INPUT ROWS »
(begin)

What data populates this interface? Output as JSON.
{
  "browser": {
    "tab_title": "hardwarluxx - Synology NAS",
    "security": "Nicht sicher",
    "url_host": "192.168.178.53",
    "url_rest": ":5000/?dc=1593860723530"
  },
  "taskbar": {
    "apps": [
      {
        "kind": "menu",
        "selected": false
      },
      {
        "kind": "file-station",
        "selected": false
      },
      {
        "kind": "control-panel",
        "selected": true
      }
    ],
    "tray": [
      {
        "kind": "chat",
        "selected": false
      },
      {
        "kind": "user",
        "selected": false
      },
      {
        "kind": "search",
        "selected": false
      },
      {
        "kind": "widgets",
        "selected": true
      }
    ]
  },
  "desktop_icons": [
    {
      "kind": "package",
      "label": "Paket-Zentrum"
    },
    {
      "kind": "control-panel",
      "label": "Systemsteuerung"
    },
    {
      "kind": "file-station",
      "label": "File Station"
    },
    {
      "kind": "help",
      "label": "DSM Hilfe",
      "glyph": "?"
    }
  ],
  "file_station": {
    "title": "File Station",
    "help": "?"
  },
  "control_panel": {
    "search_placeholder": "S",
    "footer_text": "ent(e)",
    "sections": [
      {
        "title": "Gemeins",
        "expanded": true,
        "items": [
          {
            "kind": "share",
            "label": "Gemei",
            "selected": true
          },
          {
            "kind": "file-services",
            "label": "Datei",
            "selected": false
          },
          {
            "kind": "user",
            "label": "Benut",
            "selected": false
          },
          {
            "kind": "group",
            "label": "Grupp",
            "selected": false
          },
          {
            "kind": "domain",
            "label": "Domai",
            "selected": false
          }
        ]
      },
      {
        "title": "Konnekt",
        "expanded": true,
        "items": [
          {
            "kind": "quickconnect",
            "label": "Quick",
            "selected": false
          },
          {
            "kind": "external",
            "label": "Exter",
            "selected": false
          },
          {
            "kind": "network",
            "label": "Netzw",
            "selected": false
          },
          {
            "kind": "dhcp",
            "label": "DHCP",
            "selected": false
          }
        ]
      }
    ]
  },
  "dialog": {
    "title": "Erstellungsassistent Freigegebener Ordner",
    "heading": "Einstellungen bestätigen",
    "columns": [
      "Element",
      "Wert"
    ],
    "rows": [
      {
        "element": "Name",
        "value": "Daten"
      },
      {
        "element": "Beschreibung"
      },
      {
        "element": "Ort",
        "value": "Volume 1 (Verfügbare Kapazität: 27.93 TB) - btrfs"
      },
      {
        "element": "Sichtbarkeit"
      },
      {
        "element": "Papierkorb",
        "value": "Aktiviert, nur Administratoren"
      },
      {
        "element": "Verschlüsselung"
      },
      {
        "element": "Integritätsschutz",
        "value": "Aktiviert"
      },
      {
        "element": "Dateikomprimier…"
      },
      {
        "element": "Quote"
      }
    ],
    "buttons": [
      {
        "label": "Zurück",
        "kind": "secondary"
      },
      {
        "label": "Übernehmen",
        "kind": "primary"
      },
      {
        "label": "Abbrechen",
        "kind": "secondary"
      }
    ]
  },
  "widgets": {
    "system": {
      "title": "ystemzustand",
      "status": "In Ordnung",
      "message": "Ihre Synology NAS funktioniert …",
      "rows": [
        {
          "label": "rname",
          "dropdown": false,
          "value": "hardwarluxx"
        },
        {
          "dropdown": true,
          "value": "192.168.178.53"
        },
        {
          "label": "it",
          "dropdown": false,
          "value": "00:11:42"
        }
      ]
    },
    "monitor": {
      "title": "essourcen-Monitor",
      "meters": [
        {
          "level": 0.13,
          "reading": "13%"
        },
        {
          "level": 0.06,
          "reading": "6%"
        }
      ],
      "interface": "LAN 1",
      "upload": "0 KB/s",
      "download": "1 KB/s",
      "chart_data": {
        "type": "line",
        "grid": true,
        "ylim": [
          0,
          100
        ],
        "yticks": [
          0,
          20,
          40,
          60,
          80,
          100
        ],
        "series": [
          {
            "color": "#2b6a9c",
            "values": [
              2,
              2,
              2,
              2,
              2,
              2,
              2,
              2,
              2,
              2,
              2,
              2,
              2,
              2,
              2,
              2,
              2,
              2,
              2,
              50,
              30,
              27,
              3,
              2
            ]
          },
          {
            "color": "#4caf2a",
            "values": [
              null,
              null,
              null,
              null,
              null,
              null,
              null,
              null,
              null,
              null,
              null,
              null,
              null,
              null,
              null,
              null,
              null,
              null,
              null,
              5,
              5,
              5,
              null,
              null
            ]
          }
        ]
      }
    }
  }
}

(end)

WHAT THE TASK REQUIRES »
Send back each record exactly as it stands.

SOLUTION »
What data populates this interface? Output as JSON.
{
  "browser": {
    "tab_title": "hardwarluxx - Synology NAS",
    "security": "Nicht sicher",
    "url_host": "192.168.178.53",
    "url_rest": ":5000/?dc=1593860723530"
  },
  "taskbar": {
    "apps": [
      {
        "kind": "menu",
        "selected": false
      },
      {
        "kind": "file-station",
        "selected": false
      },
      {
        "kind": "control-panel",
        "selected": true
      }
    ],
    "tray": [
      {
        "kind": "chat",
        "selected": false
      },
      {
        "kind": "user",
        "selected": false
      },
      {
        "kind": "search",
        "selected": false
      },
      {
        "kind": "widgets",
        "selected": true
      }
    ]
  },
  "desktop_icons": [
    {
      "kind": "package",
      "label": "Paket-Zentrum"
    },
    {
      "kind": "control-panel",
      "label": "Systemsteuerung"
    },
    {
      "kind": "file-station",
      "label": "File Station"
    },
    {
      "kind": "help",
      "label": "DSM Hilfe",
      "glyph": "?"
    }
  ],
  "file_station": {
    "title": "File Station",
    "help": "?"
  },
  "control_panel": {
    "search_placeholder": "S",
    "footer_text": "ent(e)",
    "sections": [
      {
        "title": "Gemeins",
        "expanded": true,
        "items": [
          {
            "kind": "share",
            "label": "Gemei",
            "selected": true
          },
          {
            "kind": "file-services",
            "label": "Datei",
            "selected": false
          },
          {
            "kind": "user",
            "label": "Benut",
            "selected": false
          },
          {
            "kind": "group",
            "label": "Grupp",
            "selected": false
          },
          {
            "kind": "domain",
            "label": "Domai",
            "selected": false
          }
        ]
      },
      {
        "title": "Konnekt",
        "expanded": true,
        "items": [
          {
            "kind": "quickconnect",
            "label": "Quick",
            "selected": false
          },
          {
            "kind": "external",
            "label": "Exter",
            "selected": false
          },
          {
            "kind": "network",
            "label": "Netzw",
            "selected": false
          },
          {
            "kind": "dhcp",
            "label": "DHCP",
            "selected": false
          }
        ]
      }
    ]
  },
  "dialog": {
    "title": "Erstellungsassistent Freigegebener Ordner",
    "heading": "Einstellungen bestätigen",
    "columns": [
      "Element",
      "Wert"
    ],
    "rows": [
      {
        "element": "Name",
        "value": "Daten"
      },
      {
        "element": "Beschreibung"
      },
      {
        "element": "Ort",
        "value": "Volume 1 (Verfügbare Kapazität: 27.93 TB) - btrfs"
      },
      {
        "element": "Sichtbarkeit"
      },
      {
        "element": "Papierkorb",
        "value": "Aktiviert, nur Administratoren"
      },
      {
        "element": "Verschlüsselung"
      },
      {
        "element": "Integritätsschutz",
        "value": "Aktiviert"
      },
      {
        "element": "Dateikomprimier…"
      },
      {
        "element": "Quote"
      }
    ],
    "buttons": [
      {
        "label": "Zurück",
        "kind": "secondary"
      },
      {
        "label": "Übernehmen",
        "kind": "primary"
      },
      {
        "label": "Abbrechen",
        "kind": "secondary"
      }
    ]
  },
  "widgets": {
    "system": {
      "title": "ystemzustand",
      "status": "In Ordnung",
      "message": "Ihre Synology NAS funktioniert …",
      "rows": [
        {
          "label": "rname",
          "dropdown": false,
          "value": "hardwarluxx"
        },
        {
          "dropdown": true,
          "value": "192.168.178.53"
        },
        {
          "label": "it",
          "dropdown": false,
          "value": "00:11:42"
        }
      ]
    },
    "monitor": {
      "title": "essourcen-Monitor",
      "meters": [
        {
          "level": 0.13,
          "reading": "13%"
        },
        {
          "level": 0.06,
          "reading": "6%"
        }
      ],
      "interface": "LAN 1",
      "upload": "0 KB/s",
      "download": "1 KB/s",
      "chart_data": {
        "type": "line",
        "grid": true,
        "ylim": [
          0,
          100
        ],
        "yticks": [
          0,
          20,
          40,
          60,
          80,
          100
        ],
        "series": [
          {
            "color": "#2b6a9c",
            "values": [
              2,
              2,
              2,
              2,
              2,
              2,
              2,
              2,
              2,
              2,
              2,
              2,
              2,
              2,
              2,
              2,
              2,
              2,
              2,
              50,
              30,
              27,
              3,
              2
            ]
          },
          {
            "color": "#4caf2a",
            "values": [
              null,
              null,
              null,
              null,
              null,
              null,
              null,
              null,
              null,
              null,
              null,
              null,
              null,
              null,
              null,
              null,
              null,
              null,
              null,
              5,
              5,
              5,
              null,
              null
            ]
          }
        ]
      }
    }
  }
}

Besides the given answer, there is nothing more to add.